■ To do
Rewrite the material below, changing every "y-tick-label" to "y-axis-tick-label" and keeping everything else the same. Leave the pictures out.
::::::::
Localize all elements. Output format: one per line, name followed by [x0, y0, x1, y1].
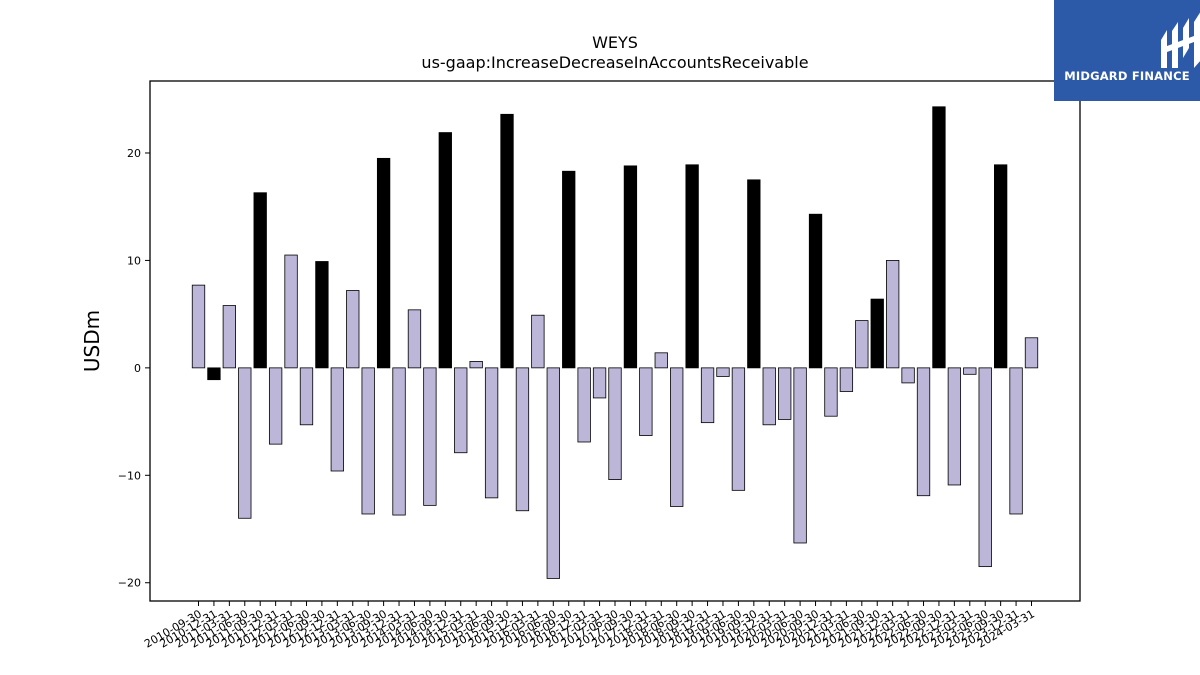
bar-2017-03-31: [592, 367, 607, 399]
bar-2014-12-31: [454, 367, 468, 454]
bar-2010-09-30: [191, 284, 206, 369]
bar-2018-06-30: [670, 367, 684, 507]
bar-2016-12-31: [577, 367, 591, 443]
bar-2012-03-31: [284, 254, 298, 369]
bar-2020-06-30: [793, 367, 807, 544]
bar-2022-12-31: [947, 367, 962, 486]
bar-2013-03-31: [346, 290, 360, 369]
bar-2018-03-31: [654, 352, 668, 369]
bar-2015-09-30: [500, 113, 514, 369]
bar-2017-09-30: [623, 165, 638, 369]
bar-2011-09-30: [253, 192, 267, 369]
bar-2012-09-30: [315, 261, 329, 369]
bar-2020-03-31: [778, 367, 792, 420]
logo-text: MIDGARD FINANCE: [1064, 69, 1190, 83]
bar-2020-12-31: [824, 367, 838, 417]
bar-2014-06-30: [423, 367, 437, 506]
bar-2023-03-31: [963, 367, 977, 375]
bar-2012-12-31: [330, 367, 344, 472]
bar-2022-06-30: [916, 367, 931, 497]
bar-2011-12-31: [268, 367, 283, 445]
bar-2022-09-30: [932, 106, 946, 369]
midgard-finance-logo: MIDGARD FINANCE: [1054, 0, 1200, 101]
bar-2015-03-31: [469, 361, 483, 369]
bar-2020-09-30: [808, 213, 823, 369]
chart-subtitle: us-gaap:IncreaseDecreaseInAccountsReceiv…: [421, 53, 808, 72]
bar-2012-06-30: [299, 367, 314, 426]
bar-2023-06-30: [978, 367, 992, 568]
bar-2019-06-30: [731, 367, 746, 491]
bar-2016-03-31: [531, 314, 545, 369]
bar-2019-03-31: [716, 367, 730, 377]
bar-2019-12-31: [762, 367, 776, 426]
bar-2022-03-31: [901, 367, 915, 384]
bar-2023-12-31: [1009, 367, 1023, 515]
bar-2013-12-31: [392, 367, 406, 516]
bar-2016-09-30: [562, 170, 576, 369]
y-axis-label: USDm: [80, 310, 104, 372]
plot-frame: [149, 80, 1081, 602]
bar-2011-03-31: [222, 305, 237, 369]
chart-title: WEYS: [592, 33, 638, 52]
bar-2021-09-30: [870, 298, 884, 369]
y-tick-label: 20: [127, 147, 141, 160]
bar-2017-06-30: [608, 367, 622, 480]
bar-2021-03-31: [839, 367, 854, 392]
bar-2015-06-30: [484, 367, 499, 499]
y-tick-label: 0: [134, 362, 141, 375]
bar-2023-09-30: [994, 164, 1008, 369]
y-tick-label: −20: [118, 577, 141, 590]
bar-2014-09-30: [438, 132, 452, 369]
bar-2015-12-31: [515, 367, 530, 512]
bar-2014-03-31: [407, 309, 422, 369]
bar-2018-09-30: [685, 164, 699, 369]
bar-2013-09-30: [376, 157, 391, 369]
bar-2024-03-31: [1024, 337, 1039, 369]
bar-2013-06-30: [361, 367, 375, 515]
bar-2016-06-30: [546, 367, 560, 579]
y-tick-label: 10: [127, 254, 141, 267]
bar-2018-12-31: [700, 367, 715, 424]
bar-2010-12-31: [207, 367, 221, 381]
bar-2017-12-31: [639, 367, 653, 436]
bar-2011-06-30: [238, 367, 252, 519]
y-tick-label: −10: [118, 469, 141, 482]
logo-mark-icon: [1161, 12, 1200, 68]
bar-2019-09-30: [747, 179, 761, 369]
bar-2021-12-31: [886, 260, 900, 369]
bar-2021-06-30: [855, 320, 869, 369]
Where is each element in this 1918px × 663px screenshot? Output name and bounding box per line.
::::::::
■ Result of this exercise
Localize all elements. Output format: one per line, name followed by [x0, y0, x1, y1].
bar-2017-03-31: [592, 367, 607, 399]
bar-2014-12-31: [454, 367, 468, 454]
bar-2010-09-30: [191, 284, 206, 369]
bar-2018-06-30: [670, 367, 684, 507]
bar-2016-12-31: [577, 367, 591, 443]
bar-2012-03-31: [284, 254, 298, 369]
bar-2020-06-30: [793, 367, 807, 544]
bar-2022-12-31: [947, 367, 962, 486]
bar-2013-03-31: [346, 290, 360, 369]
bar-2018-03-31: [654, 352, 668, 369]
bar-2015-09-30: [500, 113, 514, 369]
bar-2017-09-30: [623, 165, 638, 369]
bar-2011-09-30: [253, 192, 267, 369]
bar-2012-09-30: [315, 261, 329, 369]
bar-2020-03-31: [778, 367, 792, 420]
logo-text: MIDGARD FINANCE: [1064, 69, 1190, 83]
bar-2020-12-31: [824, 367, 838, 417]
bar-2014-06-30: [423, 367, 437, 506]
bar-2023-03-31: [963, 367, 977, 375]
bar-2012-12-31: [330, 367, 344, 472]
bar-2022-06-30: [916, 367, 931, 497]
bar-2011-12-31: [268, 367, 283, 445]
bar-2022-09-30: [932, 106, 946, 369]
midgard-finance-logo: MIDGARD FINANCE: [1054, 0, 1200, 101]
bar-2015-03-31: [469, 361, 483, 369]
bar-2020-09-30: [808, 213, 823, 369]
chart-subtitle: us-gaap:IncreaseDecreaseInAccountsReceiv…: [421, 53, 808, 72]
bar-2012-06-30: [299, 367, 314, 426]
bar-2023-06-30: [978, 367, 992, 568]
bar-2019-06-30: [731, 367, 746, 491]
bar-2016-03-31: [531, 314, 545, 369]
bar-2019-03-31: [716, 367, 730, 377]
bar-2019-12-31: [762, 367, 776, 426]
bar-2022-03-31: [901, 367, 915, 384]
bar-2023-12-31: [1009, 367, 1023, 515]
bar-2013-12-31: [392, 367, 406, 516]
bar-2016-09-30: [562, 170, 576, 369]
y-axis-label: USDm: [80, 310, 104, 372]
plot-frame: [149, 80, 1081, 602]
bar-2011-03-31: [222, 305, 237, 369]
chart-title: WEYS: [592, 33, 638, 52]
bar-2021-09-30: [870, 298, 884, 369]
y-axis-tick-label: 20: [127, 147, 141, 160]
bar-2017-06-30: [608, 367, 622, 480]
bar-2021-03-31: [839, 367, 854, 392]
bar-2015-06-30: [484, 367, 499, 499]
y-axis-tick-label: 0: [134, 362, 141, 375]
bar-2023-09-30: [994, 164, 1008, 369]
y-axis-tick-label: −20: [118, 577, 141, 590]
bar-2014-09-30: [438, 132, 452, 369]
bar-2015-12-31: [515, 367, 530, 512]
bar-2014-03-31: [407, 309, 422, 369]
bar-2018-09-30: [685, 164, 699, 369]
bar-2013-09-30: [376, 157, 391, 369]
bar-2024-03-31: [1024, 337, 1039, 369]
bar-2013-06-30: [361, 367, 375, 515]
bar-2016-06-30: [546, 367, 560, 579]
y-axis-tick-label: 10: [127, 254, 141, 267]
bar-2018-12-31: [700, 367, 715, 424]
bar-2010-12-31: [207, 367, 221, 381]
bar-2017-12-31: [639, 367, 653, 436]
bar-2011-06-30: [238, 367, 252, 519]
y-axis-tick-label: −10: [118, 469, 141, 482]
logo-mark-icon: [1161, 12, 1200, 68]
bar-2019-09-30: [747, 179, 761, 369]
bar-2021-12-31: [886, 260, 900, 369]
bar-2021-06-30: [855, 320, 869, 369]
Where is each element in this 1918px × 663px screenshot? Output name and bounding box per line.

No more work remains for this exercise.